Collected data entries
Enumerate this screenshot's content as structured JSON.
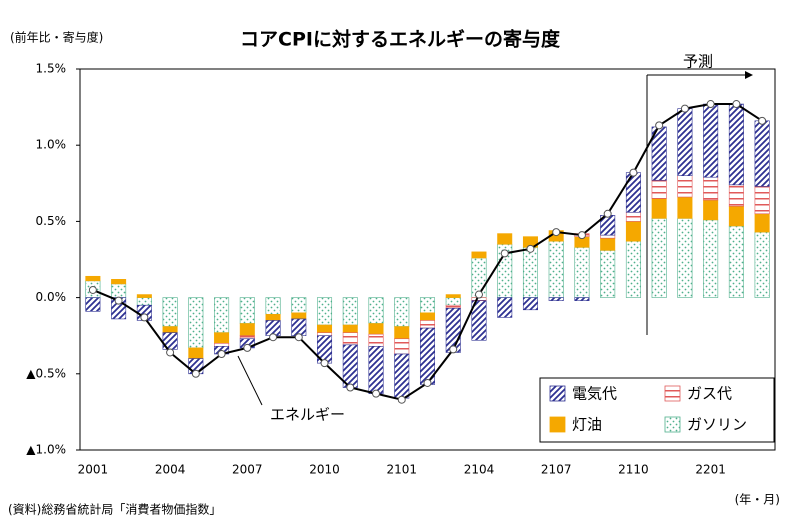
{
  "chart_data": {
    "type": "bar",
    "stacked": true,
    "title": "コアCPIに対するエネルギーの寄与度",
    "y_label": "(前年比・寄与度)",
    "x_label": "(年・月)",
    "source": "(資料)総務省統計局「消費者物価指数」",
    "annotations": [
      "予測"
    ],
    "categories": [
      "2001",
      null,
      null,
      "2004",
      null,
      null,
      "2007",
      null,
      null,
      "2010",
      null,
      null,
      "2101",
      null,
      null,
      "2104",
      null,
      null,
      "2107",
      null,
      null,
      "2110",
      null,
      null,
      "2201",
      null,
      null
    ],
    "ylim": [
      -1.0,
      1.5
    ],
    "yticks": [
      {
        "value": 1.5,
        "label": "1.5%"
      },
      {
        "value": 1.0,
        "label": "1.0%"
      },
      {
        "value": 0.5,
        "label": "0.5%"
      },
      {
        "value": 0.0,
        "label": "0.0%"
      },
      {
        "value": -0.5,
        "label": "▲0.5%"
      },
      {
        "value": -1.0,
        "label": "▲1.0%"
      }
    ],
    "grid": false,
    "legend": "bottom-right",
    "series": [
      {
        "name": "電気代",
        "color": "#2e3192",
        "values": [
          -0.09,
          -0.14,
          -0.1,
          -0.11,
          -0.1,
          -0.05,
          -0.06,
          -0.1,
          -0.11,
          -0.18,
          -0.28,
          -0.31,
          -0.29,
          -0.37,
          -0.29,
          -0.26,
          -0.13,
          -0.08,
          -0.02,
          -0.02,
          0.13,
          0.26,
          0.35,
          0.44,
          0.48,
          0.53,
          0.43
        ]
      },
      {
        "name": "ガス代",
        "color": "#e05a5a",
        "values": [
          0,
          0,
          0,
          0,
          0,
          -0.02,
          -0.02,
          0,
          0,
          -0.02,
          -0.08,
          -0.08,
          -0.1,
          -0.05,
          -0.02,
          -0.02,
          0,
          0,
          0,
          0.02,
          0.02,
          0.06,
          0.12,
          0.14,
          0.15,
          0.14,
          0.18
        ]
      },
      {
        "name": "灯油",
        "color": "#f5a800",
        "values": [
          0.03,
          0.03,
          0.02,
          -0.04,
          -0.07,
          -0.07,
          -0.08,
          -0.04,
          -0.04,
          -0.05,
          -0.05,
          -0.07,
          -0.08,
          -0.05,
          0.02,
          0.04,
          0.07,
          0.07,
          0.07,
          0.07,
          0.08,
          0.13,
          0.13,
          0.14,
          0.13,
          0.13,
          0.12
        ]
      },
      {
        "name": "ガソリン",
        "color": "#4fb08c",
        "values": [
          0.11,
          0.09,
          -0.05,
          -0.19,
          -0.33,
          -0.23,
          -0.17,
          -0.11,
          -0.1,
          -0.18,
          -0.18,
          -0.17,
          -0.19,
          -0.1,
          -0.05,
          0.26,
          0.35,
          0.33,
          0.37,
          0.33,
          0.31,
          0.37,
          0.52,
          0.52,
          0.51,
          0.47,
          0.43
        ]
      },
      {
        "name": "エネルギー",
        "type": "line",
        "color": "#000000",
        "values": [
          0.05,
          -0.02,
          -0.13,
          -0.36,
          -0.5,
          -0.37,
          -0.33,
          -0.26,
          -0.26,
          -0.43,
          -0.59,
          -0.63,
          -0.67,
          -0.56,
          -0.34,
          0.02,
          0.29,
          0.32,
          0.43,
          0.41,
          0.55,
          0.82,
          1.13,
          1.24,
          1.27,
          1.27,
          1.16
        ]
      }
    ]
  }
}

• AIM
Locate each line with the word "color" and copy it.

• WORKED ANSWER
        "color": "#2e3192",
        "color": "#e05a5a",
        "color": "#f5a800",
        "color": "#4fb08c",
        "color": "#000000",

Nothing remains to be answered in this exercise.